### PROBLEM TO SOLVE
Pick out each line below containing "data".

### ENTRIES PROVIDED
======

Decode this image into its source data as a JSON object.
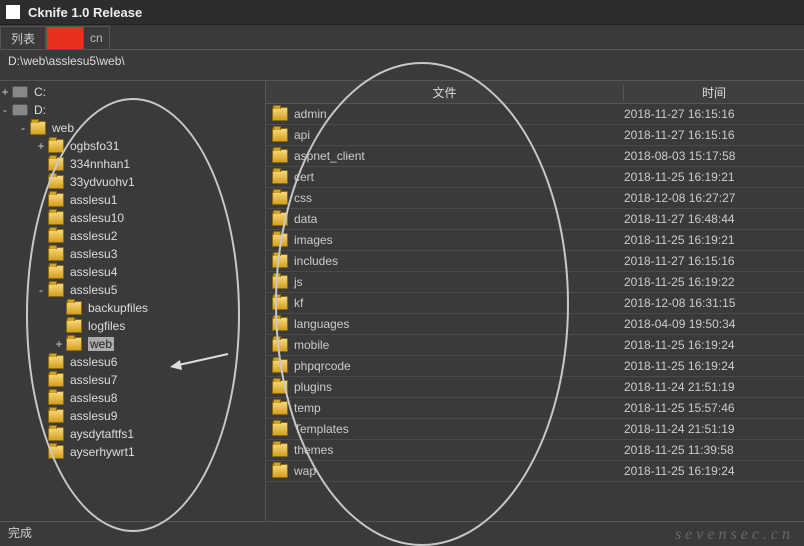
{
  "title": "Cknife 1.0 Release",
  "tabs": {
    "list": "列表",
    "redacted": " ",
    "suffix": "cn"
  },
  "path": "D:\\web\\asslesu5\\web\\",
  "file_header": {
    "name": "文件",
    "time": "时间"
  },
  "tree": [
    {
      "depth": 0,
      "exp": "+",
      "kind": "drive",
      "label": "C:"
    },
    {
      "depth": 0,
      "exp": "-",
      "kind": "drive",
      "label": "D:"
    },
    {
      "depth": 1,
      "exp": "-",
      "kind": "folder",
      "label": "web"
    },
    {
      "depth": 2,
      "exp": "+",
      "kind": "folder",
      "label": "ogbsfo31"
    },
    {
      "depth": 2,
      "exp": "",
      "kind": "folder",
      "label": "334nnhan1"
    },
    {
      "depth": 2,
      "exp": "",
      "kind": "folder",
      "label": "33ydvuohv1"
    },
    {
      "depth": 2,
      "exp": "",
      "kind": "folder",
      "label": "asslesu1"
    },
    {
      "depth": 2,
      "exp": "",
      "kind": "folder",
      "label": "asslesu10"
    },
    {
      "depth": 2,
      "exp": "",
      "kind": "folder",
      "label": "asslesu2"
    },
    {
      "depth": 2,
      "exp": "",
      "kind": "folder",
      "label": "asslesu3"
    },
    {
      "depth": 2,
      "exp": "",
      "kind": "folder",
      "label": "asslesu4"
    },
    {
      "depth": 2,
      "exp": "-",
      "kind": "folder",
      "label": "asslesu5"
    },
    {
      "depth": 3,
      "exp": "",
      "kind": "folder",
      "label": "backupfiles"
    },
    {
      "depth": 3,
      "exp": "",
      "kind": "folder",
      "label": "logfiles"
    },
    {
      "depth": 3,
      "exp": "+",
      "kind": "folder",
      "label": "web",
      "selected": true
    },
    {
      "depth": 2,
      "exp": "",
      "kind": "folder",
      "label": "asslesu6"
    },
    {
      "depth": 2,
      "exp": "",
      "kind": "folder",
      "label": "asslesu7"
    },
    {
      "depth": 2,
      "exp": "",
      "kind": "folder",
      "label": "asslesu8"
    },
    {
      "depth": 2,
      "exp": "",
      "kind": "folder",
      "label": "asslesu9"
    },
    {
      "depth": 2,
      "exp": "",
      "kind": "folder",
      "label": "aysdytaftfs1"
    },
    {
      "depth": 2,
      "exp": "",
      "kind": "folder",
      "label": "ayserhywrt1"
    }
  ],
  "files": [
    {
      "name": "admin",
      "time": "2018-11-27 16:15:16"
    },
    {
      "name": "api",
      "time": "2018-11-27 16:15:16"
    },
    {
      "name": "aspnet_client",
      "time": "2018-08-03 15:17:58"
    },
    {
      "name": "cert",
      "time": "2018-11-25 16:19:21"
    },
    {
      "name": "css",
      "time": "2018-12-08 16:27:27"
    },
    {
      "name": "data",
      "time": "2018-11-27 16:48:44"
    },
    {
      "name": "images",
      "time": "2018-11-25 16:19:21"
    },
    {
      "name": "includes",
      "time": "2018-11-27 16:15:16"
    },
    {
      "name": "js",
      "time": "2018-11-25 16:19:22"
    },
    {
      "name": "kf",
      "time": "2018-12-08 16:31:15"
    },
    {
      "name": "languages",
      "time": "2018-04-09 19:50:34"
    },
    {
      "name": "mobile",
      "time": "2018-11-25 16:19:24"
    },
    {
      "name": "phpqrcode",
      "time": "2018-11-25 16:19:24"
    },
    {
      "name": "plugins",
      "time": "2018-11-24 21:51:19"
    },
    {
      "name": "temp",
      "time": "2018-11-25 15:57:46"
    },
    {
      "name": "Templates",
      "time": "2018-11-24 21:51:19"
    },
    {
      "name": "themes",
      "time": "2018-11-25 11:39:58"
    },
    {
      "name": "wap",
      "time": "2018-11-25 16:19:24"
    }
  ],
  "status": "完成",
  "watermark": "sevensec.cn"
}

======

### THE SOLUTION
Decode this image into its source data as a JSON object.
      "name": "data",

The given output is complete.